• **DATASET**

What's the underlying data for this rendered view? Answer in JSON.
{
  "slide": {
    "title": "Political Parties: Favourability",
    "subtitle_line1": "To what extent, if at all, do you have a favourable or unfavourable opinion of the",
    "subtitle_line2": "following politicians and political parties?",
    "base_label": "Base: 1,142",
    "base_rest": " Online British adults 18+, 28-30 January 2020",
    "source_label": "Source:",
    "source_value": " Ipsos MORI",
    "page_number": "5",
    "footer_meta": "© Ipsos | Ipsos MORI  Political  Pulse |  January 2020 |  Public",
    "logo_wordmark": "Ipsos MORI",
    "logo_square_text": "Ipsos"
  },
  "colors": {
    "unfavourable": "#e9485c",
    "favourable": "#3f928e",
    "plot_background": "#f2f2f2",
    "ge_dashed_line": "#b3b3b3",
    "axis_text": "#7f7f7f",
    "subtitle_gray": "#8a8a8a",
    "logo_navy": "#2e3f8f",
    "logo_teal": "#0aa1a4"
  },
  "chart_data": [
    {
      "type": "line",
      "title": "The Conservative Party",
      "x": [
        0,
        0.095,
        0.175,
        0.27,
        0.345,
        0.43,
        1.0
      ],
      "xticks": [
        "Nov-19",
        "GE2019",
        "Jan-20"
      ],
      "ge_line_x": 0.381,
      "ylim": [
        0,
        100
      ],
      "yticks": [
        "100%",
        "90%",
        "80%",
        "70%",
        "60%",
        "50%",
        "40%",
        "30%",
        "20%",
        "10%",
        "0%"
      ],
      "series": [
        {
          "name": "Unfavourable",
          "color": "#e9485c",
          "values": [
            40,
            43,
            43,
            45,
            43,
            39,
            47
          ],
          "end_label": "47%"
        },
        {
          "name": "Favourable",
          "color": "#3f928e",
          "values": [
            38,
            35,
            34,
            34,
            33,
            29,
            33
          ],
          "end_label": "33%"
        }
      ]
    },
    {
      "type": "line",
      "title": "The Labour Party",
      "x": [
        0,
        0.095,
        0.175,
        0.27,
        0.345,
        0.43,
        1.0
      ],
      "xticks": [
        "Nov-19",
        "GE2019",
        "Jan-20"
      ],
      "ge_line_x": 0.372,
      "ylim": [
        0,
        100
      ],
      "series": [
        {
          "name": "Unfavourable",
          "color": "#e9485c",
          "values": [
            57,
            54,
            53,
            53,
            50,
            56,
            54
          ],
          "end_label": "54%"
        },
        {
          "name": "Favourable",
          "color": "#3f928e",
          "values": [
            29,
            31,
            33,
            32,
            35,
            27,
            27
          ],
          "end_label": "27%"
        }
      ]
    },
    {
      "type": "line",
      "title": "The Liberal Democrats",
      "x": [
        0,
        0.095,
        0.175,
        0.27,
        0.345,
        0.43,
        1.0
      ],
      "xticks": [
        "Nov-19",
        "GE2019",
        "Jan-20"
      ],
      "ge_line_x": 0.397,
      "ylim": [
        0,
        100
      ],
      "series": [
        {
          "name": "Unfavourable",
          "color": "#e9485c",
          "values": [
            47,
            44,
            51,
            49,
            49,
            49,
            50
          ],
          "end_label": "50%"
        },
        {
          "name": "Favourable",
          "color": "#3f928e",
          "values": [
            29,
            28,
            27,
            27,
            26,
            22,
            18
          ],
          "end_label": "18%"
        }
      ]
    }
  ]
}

• **EXERCISE AIM**
Return the listing above word for word.

• **RESULT FOR THIS EXERCISE**
What's the underlying data for this rendered view? Answer in JSON.
{
  "slide": {
    "title": "Political Parties: Favourability",
    "subtitle_line1": "To what extent, if at all, do you have a favourable or unfavourable opinion of the",
    "subtitle_line2": "following politicians and political parties?",
    "base_label": "Base: 1,142",
    "base_rest": " Online British adults 18+, 28-30 January 2020",
    "source_label": "Source:",
    "source_value": " Ipsos MORI",
    "page_number": "5",
    "footer_meta": "© Ipsos | Ipsos MORI  Political  Pulse |  January 2020 |  Public",
    "logo_wordmark": "Ipsos MORI",
    "logo_square_text": "Ipsos"
  },
  "colors": {
    "unfavourable": "#e9485c",
    "favourable": "#3f928e",
    "plot_background": "#f2f2f2",
    "ge_dashed_line": "#b3b3b3",
    "axis_text": "#7f7f7f",
    "subtitle_gray": "#8a8a8a",
    "logo_navy": "#2e3f8f",
    "logo_teal": "#0aa1a4"
  },
  "chart_data": [
    {
      "type": "line",
      "title": "The Conservative Party",
      "x": [
        0,
        0.095,
        0.175,
        0.27,
        0.345,
        0.43,
        1.0
      ],
      "xticks": [
        "Nov-19",
        "GE2019",
        "Jan-20"
      ],
      "ge_line_x": 0.381,
      "ylim": [
        0,
        100
      ],
      "yticks": [
        "100%",
        "90%",
        "80%",
        "70%",
        "60%",
        "50%",
        "40%",
        "30%",
        "20%",
        "10%",
        "0%"
      ],
      "series": [
        {
          "name": "Unfavourable",
          "color": "#e9485c",
          "values": [
            40,
            43,
            43,
            45,
            43,
            39,
            47
          ],
          "end_label": "47%"
        },
        {
          "name": "Favourable",
          "color": "#3f928e",
          "values": [
            38,
            35,
            34,
            34,
            33,
            29,
            33
          ],
          "end_label": "33%"
        }
      ]
    },
    {
      "type": "line",
      "title": "The Labour Party",
      "x": [
        0,
        0.095,
        0.175,
        0.27,
        0.345,
        0.43,
        1.0
      ],
      "xticks": [
        "Nov-19",
        "GE2019",
        "Jan-20"
      ],
      "ge_line_x": 0.372,
      "ylim": [
        0,
        100
      ],
      "series": [
        {
          "name": "Unfavourable",
          "color": "#e9485c",
          "values": [
            57,
            54,
            53,
            53,
            50,
            56,
            54
          ],
          "end_label": "54%"
        },
        {
          "name": "Favourable",
          "color": "#3f928e",
          "values": [
            29,
            31,
            33,
            32,
            35,
            27,
            27
          ],
          "end_label": "27%"
        }
      ]
    },
    {
      "type": "line",
      "title": "The Liberal Democrats",
      "x": [
        0,
        0.095,
        0.175,
        0.27,
        0.345,
        0.43,
        1.0
      ],
      "xticks": [
        "Nov-19",
        "GE2019",
        "Jan-20"
      ],
      "ge_line_x": 0.397,
      "ylim": [
        0,
        100
      ],
      "series": [
        {
          "name": "Unfavourable",
          "color": "#e9485c",
          "values": [
            47,
            44,
            51,
            49,
            49,
            49,
            50
          ],
          "end_label": "50%"
        },
        {
          "name": "Favourable",
          "color": "#3f928e",
          "values": [
            29,
            28,
            27,
            27,
            26,
            22,
            18
          ],
          "end_label": "18%"
        }
      ]
    }
  ]
}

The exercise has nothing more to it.